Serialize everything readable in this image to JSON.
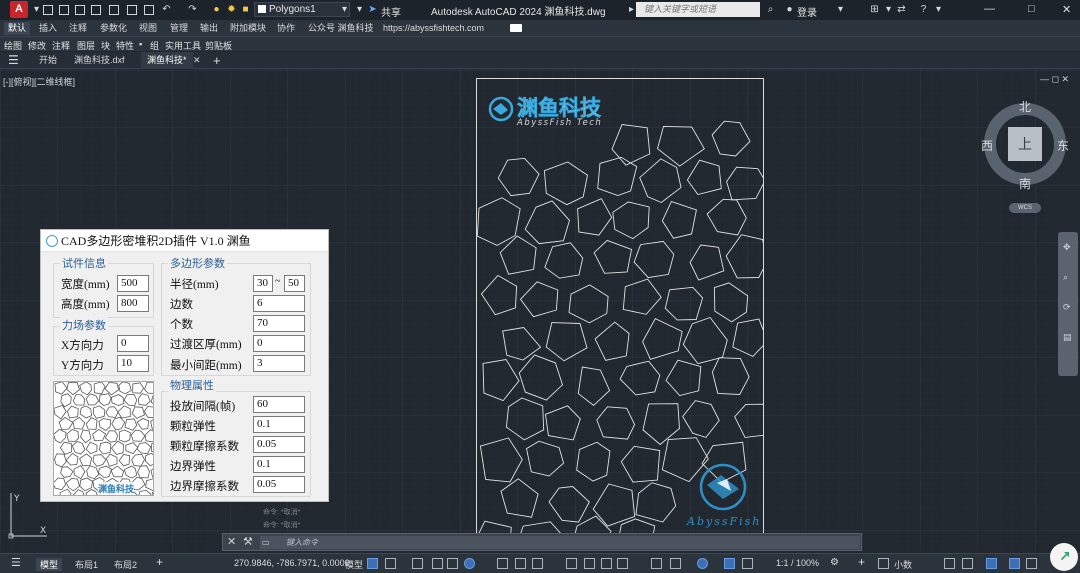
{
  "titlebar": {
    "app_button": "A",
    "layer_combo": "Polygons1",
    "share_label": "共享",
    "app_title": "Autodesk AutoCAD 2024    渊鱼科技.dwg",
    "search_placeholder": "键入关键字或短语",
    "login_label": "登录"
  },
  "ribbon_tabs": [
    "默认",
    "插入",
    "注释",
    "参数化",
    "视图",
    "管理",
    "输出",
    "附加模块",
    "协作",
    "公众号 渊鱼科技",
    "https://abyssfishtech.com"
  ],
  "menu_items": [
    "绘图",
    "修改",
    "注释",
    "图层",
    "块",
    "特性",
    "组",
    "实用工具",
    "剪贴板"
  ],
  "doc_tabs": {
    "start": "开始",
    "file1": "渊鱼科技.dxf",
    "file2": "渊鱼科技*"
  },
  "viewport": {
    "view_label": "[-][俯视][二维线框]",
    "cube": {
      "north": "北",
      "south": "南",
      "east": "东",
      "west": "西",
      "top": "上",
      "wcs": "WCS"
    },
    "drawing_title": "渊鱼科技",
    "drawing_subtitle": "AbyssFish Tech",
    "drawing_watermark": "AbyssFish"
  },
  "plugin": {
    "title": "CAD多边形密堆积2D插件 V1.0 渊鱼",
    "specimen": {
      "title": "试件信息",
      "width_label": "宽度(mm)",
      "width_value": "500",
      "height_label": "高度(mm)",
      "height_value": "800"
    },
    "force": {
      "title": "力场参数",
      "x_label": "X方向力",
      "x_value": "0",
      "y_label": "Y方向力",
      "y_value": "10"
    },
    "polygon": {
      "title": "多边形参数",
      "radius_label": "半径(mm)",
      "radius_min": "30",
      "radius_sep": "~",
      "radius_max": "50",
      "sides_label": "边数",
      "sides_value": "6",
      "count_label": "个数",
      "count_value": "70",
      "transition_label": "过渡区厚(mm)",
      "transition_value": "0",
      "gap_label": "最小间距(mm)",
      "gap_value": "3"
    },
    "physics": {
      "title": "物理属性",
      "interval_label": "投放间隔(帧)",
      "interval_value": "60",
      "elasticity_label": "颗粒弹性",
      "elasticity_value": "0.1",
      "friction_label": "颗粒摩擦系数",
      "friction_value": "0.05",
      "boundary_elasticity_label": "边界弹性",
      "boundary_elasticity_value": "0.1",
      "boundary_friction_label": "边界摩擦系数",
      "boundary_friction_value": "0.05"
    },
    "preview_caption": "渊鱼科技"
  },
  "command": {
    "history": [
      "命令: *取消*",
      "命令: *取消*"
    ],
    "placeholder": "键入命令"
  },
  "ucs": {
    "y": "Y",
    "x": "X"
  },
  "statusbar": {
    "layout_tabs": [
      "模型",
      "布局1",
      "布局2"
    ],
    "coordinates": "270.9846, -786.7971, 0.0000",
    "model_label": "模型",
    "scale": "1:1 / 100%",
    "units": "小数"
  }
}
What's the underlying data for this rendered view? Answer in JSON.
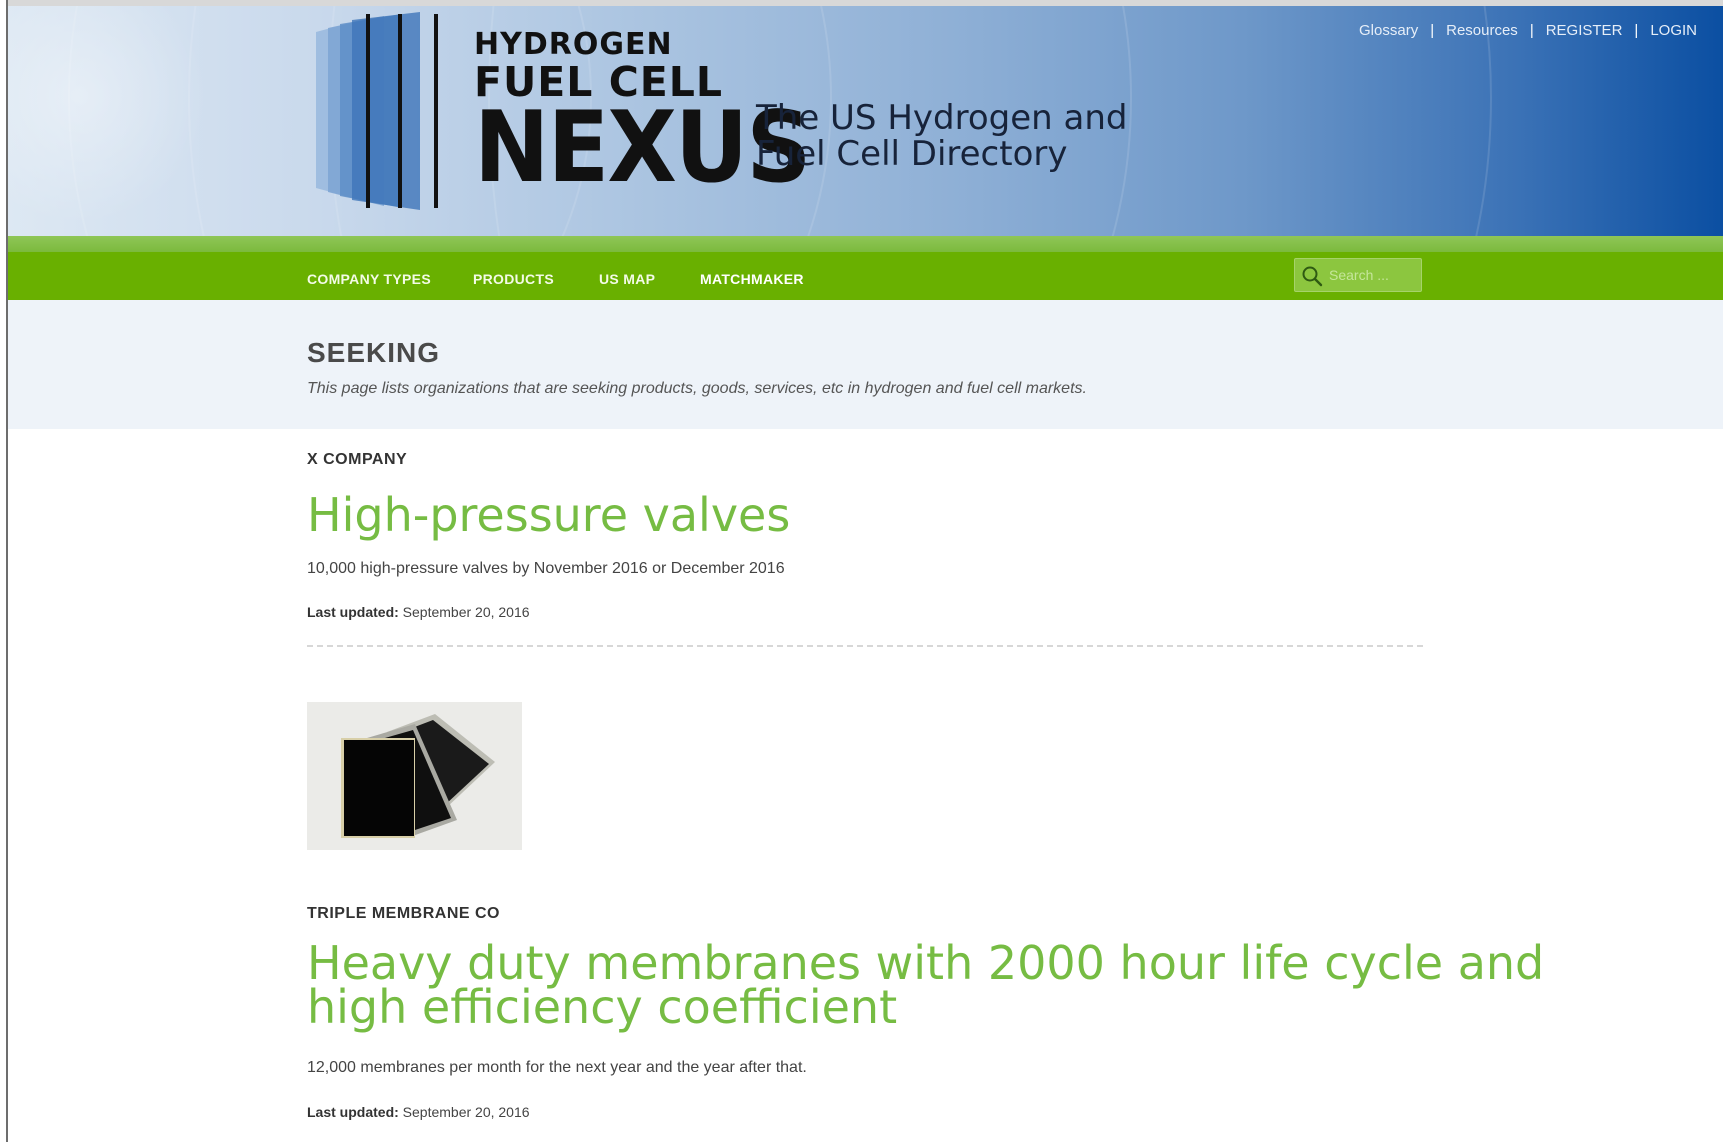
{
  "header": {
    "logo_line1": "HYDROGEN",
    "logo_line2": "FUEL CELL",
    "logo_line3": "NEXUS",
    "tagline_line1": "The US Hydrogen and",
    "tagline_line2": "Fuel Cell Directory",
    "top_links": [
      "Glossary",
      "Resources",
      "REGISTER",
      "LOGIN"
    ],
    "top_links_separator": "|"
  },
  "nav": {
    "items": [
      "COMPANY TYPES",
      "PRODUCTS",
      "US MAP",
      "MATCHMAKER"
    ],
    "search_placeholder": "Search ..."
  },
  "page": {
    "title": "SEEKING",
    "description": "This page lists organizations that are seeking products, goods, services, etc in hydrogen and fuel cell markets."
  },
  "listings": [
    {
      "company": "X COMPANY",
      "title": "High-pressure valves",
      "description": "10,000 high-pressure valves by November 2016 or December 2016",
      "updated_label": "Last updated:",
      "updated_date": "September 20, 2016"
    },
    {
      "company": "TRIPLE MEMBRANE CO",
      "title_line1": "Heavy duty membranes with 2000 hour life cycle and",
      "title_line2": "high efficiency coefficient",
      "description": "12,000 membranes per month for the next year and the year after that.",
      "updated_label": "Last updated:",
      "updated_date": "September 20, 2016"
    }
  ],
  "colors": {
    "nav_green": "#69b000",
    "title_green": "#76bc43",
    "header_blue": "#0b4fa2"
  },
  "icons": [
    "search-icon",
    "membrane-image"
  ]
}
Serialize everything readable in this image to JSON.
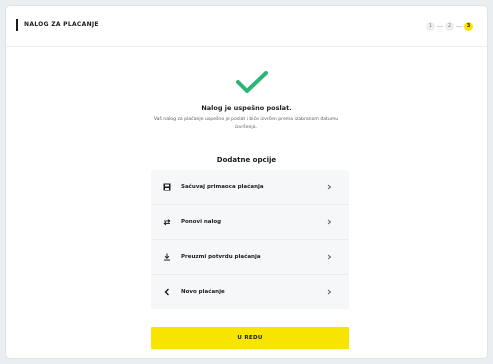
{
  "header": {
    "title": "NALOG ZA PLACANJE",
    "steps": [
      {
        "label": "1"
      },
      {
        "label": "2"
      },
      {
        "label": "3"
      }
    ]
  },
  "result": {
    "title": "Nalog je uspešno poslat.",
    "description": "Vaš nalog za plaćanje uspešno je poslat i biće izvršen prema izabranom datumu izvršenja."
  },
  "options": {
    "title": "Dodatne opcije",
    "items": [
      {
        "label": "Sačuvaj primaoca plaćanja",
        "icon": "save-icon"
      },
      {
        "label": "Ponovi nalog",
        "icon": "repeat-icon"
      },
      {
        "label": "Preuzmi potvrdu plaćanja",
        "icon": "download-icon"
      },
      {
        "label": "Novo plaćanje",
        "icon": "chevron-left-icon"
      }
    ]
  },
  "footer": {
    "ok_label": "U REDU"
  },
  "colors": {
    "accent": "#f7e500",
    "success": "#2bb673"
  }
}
☆ ☆ ☆
__Request__. Leave out all images, then reproduce the entries above exactly.

__Exercise answer__.
Serialize everything readable in this image to JSON.
{
  "titlebar": {
    "app_button": "A",
    "layer_combo": "Polygons1",
    "share_label": "共享",
    "app_title": "Autodesk AutoCAD 2024    渊鱼科技.dwg",
    "search_placeholder": "键入关键字或短语",
    "login_label": "登录"
  },
  "ribbon_tabs": [
    "默认",
    "插入",
    "注释",
    "参数化",
    "视图",
    "管理",
    "输出",
    "附加模块",
    "协作",
    "公众号 渊鱼科技",
    "https://abyssfishtech.com"
  ],
  "menu_items": [
    "绘图",
    "修改",
    "注释",
    "图层",
    "块",
    "特性",
    "组",
    "实用工具",
    "剪贴板"
  ],
  "doc_tabs": {
    "start": "开始",
    "file1": "渊鱼科技.dxf",
    "file2": "渊鱼科技*"
  },
  "viewport": {
    "view_label": "[-][俯视][二维线框]",
    "cube": {
      "north": "北",
      "south": "南",
      "east": "东",
      "west": "西",
      "top": "上",
      "wcs": "WCS"
    },
    "drawing_title": "渊鱼科技",
    "drawing_subtitle": "AbyssFish Tech",
    "drawing_watermark": "AbyssFish"
  },
  "plugin": {
    "title": "CAD多边形密堆积2D插件 V1.0 渊鱼",
    "specimen": {
      "title": "试件信息",
      "width_label": "宽度(mm)",
      "width_value": "500",
      "height_label": "高度(mm)",
      "height_value": "800"
    },
    "force": {
      "title": "力场参数",
      "x_label": "X方向力",
      "x_value": "0",
      "y_label": "Y方向力",
      "y_value": "10"
    },
    "polygon": {
      "title": "多边形参数",
      "radius_label": "半径(mm)",
      "radius_min": "30",
      "radius_sep": "~",
      "radius_max": "50",
      "sides_label": "边数",
      "sides_value": "6",
      "count_label": "个数",
      "count_value": "70",
      "transition_label": "过渡区厚(mm)",
      "transition_value": "0",
      "gap_label": "最小间距(mm)",
      "gap_value": "3"
    },
    "physics": {
      "title": "物理属性",
      "interval_label": "投放间隔(帧)",
      "interval_value": "60",
      "elasticity_label": "颗粒弹性",
      "elasticity_value": "0.1",
      "friction_label": "颗粒摩擦系数",
      "friction_value": "0.05",
      "boundary_elasticity_label": "边界弹性",
      "boundary_elasticity_value": "0.1",
      "boundary_friction_label": "边界摩擦系数",
      "boundary_friction_value": "0.05"
    },
    "preview_caption": "渊鱼科技"
  },
  "command": {
    "history": [
      "命令: *取消*",
      "命令: *取消*"
    ],
    "placeholder": "键入命令"
  },
  "ucs": {
    "y": "Y",
    "x": "X"
  },
  "statusbar": {
    "layout_tabs": [
      "模型",
      "布局1",
      "布局2"
    ],
    "coordinates": "270.9846, -786.7971, 0.0000",
    "model_label": "模型",
    "scale": "1:1 / 100%",
    "units": "小数"
  }
}
What's the underlying data for this rendered view? Answer in JSON.
{
  "header": {
    "logo_line1": "HYDROGEN",
    "logo_line2": "FUEL CELL",
    "logo_line3": "NEXUS",
    "tagline_line1": "The US Hydrogen and",
    "tagline_line2": "Fuel Cell Directory",
    "top_links": [
      "Glossary",
      "Resources",
      "REGISTER",
      "LOGIN"
    ],
    "top_links_separator": "|"
  },
  "nav": {
    "items": [
      "COMPANY TYPES",
      "PRODUCTS",
      "US MAP",
      "MATCHMAKER"
    ],
    "search_placeholder": "Search ..."
  },
  "page": {
    "title": "SEEKING",
    "description": "This page lists organizations that are seeking products, goods, services, etc in hydrogen and fuel cell markets."
  },
  "listings": [
    {
      "company": "X COMPANY",
      "title": "High-pressure valves",
      "description": "10,000 high-pressure valves by November 2016 or December 2016",
      "updated_label": "Last updated:",
      "updated_date": "September 20, 2016"
    },
    {
      "company": "TRIPLE MEMBRANE CO",
      "title_line1": "Heavy duty membranes with 2000 hour life cycle and",
      "title_line2": "high efficiency coefficient",
      "description": "12,000 membranes per month for the next year and the year after that.",
      "updated_label": "Last updated:",
      "updated_date": "September 20, 2016"
    }
  ],
  "colors": {
    "nav_green": "#69b000",
    "title_green": "#76bc43",
    "header_blue": "#0b4fa2"
  },
  "icons": [
    "search-icon",
    "membrane-image"
  ]
}
Serialize everything readable in this image to JSON.
{
  "header": {
    "title": "NALOG ZA PLACANJE",
    "steps": [
      {
        "label": "1"
      },
      {
        "label": "2"
      },
      {
        "label": "3"
      }
    ]
  },
  "result": {
    "title": "Nalog je uspešno poslat.",
    "description": "Vaš nalog za plaćanje uspešno je poslat i biće izvršen prema izabranom datumu izvršenja."
  },
  "options": {
    "title": "Dodatne opcije",
    "items": [
      {
        "label": "Sačuvaj primaoca plaćanja",
        "icon": "save-icon"
      },
      {
        "label": "Ponovi nalog",
        "icon": "repeat-icon"
      },
      {
        "label": "Preuzmi potvrdu plaćanja",
        "icon": "download-icon"
      },
      {
        "label": "Novo plaćanje",
        "icon": "chevron-left-icon"
      }
    ]
  },
  "footer": {
    "ok_label": "U REDU"
  },
  "colors": {
    "accent": "#f7e500",
    "success": "#2bb673"
  }
}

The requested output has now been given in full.